>> Start
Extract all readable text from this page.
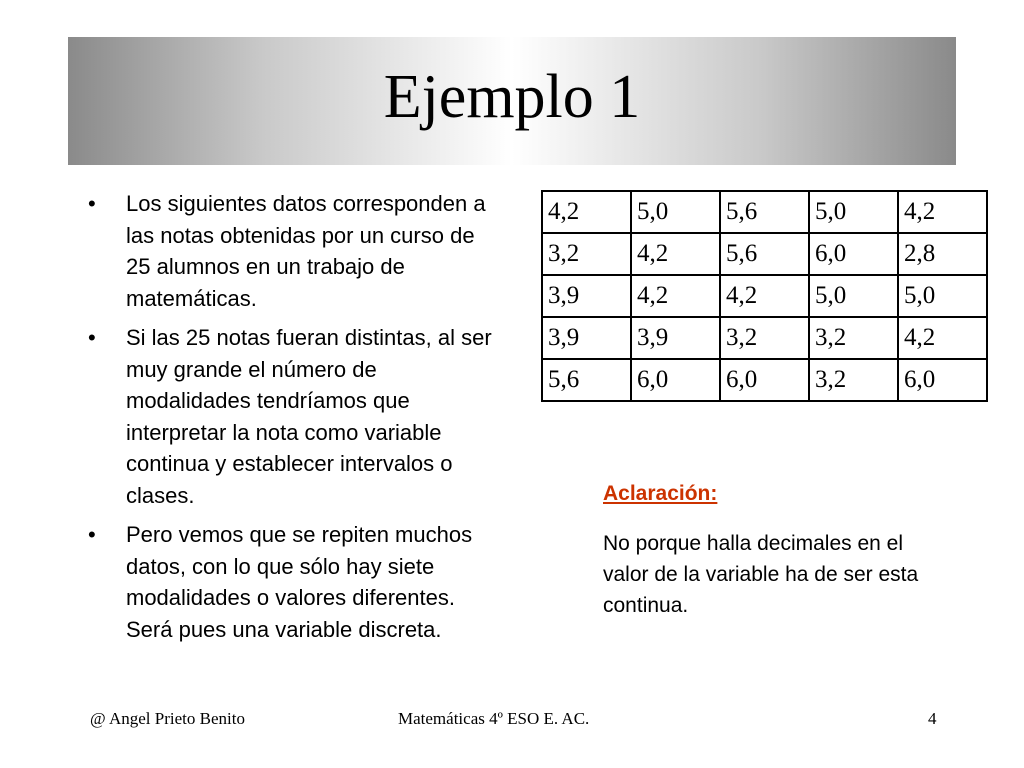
Ejemplo 1
• Los siguientes datos corresponden a las notas obtenidas por un curso de 25 alumnos en un trabajo de matemáticas.
• Si las 25 notas fueran distintas, al ser muy grande el número de modalidades tendríamos que interpretar la nota como variable continua y establecer intervalos o clases.
• Pero vemos que se repiten muchos datos, con lo que sólo hay siete modalidades o valores diferentes. Será pues una variable discreta.
4,2	5,0	5,6	5,0	4,2
3,2	4,2	5,6	6,0	2,8
3,9	4,2	4,2	5,0	5,0
3,9	3,9	3,2	3,2	4,2
5,6	6,0	6,0	3,2	6,0
Aclaración:
No porque halla decimales en el valor de la variable ha de ser esta continua.
@ Angel Prieto Benito	Matemáticas 4º ESO E. AC.	4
>> End
* _Task prompt_
Copy the listing in full and without alteration, omitting every picture.

* _Written answer_
Extract all readable text from this page.
Ejemplo 1
• Los siguientes datos corresponden a las notas obtenidas por un curso de 25 alumnos en un trabajo de matemáticas.
• Si las 25 notas fueran distintas, al ser muy grande el número de modalidades tendríamos que interpretar la nota como variable continua y establecer intervalos o clases.
• Pero vemos que se repiten muchos datos, con lo que sólo hay siete modalidades o valores diferentes. Será pues una variable discreta.
4,2	5,0	5,6	5,0	4,2
3,2	4,2	5,6	6,0	2,8
3,9	4,2	4,2	5,0	5,0
3,9	3,9	3,2	3,2	4,2
5,6	6,0	6,0	3,2	6,0
Aclaración:
No porque halla decimales en el valor de la variable ha de ser esta continua.
@ Angel Prieto Benito	Matemáticas 4º ESO E. AC.	4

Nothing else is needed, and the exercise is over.